**Collected data entries**

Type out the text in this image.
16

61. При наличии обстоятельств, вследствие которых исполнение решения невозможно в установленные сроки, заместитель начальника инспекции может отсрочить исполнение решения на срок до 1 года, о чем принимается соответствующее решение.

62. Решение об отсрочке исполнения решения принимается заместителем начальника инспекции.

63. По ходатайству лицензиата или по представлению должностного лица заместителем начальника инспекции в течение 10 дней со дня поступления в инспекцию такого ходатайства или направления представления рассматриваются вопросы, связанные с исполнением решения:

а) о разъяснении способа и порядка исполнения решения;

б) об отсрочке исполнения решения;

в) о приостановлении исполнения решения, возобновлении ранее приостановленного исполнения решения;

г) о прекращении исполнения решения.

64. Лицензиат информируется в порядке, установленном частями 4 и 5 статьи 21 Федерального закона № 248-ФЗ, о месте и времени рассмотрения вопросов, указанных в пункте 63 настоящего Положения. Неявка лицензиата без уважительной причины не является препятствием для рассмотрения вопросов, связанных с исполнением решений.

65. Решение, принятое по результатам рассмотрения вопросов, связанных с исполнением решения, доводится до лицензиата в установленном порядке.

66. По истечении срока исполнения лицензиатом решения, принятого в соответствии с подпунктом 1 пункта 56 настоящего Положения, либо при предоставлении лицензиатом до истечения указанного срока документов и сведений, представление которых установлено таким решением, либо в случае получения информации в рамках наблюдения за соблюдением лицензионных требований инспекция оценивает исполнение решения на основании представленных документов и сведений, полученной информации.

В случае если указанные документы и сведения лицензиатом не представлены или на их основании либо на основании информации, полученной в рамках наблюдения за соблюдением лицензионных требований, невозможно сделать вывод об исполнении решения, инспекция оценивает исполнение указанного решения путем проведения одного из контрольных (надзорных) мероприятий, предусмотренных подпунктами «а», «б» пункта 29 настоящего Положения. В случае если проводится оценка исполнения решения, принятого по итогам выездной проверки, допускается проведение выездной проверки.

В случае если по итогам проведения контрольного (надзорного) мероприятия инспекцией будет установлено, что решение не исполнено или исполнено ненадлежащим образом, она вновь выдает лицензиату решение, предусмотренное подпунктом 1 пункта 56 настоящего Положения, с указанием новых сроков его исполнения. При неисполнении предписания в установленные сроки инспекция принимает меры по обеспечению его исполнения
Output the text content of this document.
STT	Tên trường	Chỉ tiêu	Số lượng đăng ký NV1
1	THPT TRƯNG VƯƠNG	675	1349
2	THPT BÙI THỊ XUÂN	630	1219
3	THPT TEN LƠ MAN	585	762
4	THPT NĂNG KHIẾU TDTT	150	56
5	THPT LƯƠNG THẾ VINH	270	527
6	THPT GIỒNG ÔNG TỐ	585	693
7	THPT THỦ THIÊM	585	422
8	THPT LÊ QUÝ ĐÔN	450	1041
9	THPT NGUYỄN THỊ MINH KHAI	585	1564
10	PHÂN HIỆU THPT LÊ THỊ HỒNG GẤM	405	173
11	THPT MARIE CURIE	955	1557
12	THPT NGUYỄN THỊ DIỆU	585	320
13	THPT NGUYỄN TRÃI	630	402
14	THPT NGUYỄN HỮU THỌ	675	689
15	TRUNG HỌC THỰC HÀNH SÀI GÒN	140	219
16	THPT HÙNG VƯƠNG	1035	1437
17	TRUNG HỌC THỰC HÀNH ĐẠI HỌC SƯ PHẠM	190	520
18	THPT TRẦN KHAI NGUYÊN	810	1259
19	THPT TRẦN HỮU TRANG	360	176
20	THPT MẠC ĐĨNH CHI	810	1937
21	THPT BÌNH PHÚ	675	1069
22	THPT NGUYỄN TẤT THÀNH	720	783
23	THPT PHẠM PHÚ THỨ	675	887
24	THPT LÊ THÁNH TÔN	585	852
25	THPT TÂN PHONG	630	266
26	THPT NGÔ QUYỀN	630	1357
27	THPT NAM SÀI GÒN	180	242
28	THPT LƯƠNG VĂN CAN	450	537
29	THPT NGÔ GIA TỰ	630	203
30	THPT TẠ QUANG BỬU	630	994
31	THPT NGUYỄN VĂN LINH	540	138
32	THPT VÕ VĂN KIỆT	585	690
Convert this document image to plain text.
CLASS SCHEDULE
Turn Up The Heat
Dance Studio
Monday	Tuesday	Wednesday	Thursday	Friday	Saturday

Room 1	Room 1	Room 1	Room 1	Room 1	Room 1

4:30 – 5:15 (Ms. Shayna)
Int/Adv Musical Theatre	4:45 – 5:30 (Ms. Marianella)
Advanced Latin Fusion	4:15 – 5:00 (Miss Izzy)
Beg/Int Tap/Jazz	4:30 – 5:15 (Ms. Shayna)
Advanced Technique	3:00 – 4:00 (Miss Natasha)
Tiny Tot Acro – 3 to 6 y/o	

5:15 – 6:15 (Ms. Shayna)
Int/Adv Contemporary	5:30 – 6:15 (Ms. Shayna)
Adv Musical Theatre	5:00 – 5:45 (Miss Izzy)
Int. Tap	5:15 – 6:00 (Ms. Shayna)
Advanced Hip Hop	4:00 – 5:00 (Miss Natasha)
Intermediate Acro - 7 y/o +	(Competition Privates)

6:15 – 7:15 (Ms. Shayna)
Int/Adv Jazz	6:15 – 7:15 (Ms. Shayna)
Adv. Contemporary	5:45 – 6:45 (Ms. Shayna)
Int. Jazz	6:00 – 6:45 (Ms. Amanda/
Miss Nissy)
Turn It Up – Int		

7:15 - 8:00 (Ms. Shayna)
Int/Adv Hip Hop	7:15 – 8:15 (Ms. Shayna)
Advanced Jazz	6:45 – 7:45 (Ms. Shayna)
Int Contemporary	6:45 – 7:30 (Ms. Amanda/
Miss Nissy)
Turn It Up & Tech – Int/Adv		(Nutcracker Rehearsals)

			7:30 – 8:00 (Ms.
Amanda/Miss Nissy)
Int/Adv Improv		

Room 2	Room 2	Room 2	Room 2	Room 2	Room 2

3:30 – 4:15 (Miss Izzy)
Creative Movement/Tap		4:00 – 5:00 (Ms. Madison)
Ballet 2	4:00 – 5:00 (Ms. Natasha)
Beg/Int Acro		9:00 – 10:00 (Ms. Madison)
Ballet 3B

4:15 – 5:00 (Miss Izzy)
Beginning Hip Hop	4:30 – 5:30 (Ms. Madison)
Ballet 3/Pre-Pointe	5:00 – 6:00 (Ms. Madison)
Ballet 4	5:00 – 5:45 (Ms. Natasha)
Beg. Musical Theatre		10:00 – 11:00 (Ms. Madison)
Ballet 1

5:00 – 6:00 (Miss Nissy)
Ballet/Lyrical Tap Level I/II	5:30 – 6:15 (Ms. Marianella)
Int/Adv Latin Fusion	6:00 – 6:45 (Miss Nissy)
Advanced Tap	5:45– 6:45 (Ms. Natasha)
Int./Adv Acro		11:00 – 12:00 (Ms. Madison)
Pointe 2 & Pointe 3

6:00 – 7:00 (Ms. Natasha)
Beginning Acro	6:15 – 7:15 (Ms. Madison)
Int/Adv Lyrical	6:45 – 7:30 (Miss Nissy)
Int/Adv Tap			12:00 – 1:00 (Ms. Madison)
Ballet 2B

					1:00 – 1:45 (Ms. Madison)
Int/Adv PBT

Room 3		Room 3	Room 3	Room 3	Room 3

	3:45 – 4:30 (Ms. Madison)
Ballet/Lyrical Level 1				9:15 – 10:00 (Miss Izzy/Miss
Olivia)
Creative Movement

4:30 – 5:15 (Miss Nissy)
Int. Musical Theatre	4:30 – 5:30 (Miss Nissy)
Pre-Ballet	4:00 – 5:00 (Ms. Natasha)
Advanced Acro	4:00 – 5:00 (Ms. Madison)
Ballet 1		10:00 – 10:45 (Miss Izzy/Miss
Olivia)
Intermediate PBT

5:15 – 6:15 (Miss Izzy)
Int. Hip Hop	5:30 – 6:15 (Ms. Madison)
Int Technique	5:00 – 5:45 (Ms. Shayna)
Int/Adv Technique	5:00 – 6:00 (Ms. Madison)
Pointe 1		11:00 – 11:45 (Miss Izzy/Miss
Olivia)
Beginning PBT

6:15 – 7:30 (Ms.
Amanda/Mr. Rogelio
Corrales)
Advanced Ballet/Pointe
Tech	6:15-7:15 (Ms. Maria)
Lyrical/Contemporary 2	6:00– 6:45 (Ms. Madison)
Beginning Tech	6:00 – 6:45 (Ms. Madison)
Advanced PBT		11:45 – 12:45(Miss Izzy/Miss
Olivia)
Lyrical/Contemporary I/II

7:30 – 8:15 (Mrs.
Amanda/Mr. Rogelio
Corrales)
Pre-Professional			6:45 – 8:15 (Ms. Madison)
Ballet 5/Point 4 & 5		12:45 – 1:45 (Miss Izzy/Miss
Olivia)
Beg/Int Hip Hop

**EXERCISE DIRECTIONS**
Using the listing above, list every line in which the string "Advanced" occurs.

**REPLY TO THE TASK**
Advanced Latin Fusion	4:15 – 5:00 (Miss Izzy)
Advanced Technique	3:00 – 4:00 (Miss Natasha)
Advanced Hip Hop	4:00 – 5:00 (Miss Natasha)
Advanced Jazz	6:45 – 7:45 (Ms. Shayna)
Advanced Tap	5:45– 6:45 (Ms. Natasha)
Advanced Acro	4:00 – 5:00 (Ms. Madison)
Advanced Ballet/Pointe
Advanced PBT		11:45 – 12:45(Miss Izzy/Miss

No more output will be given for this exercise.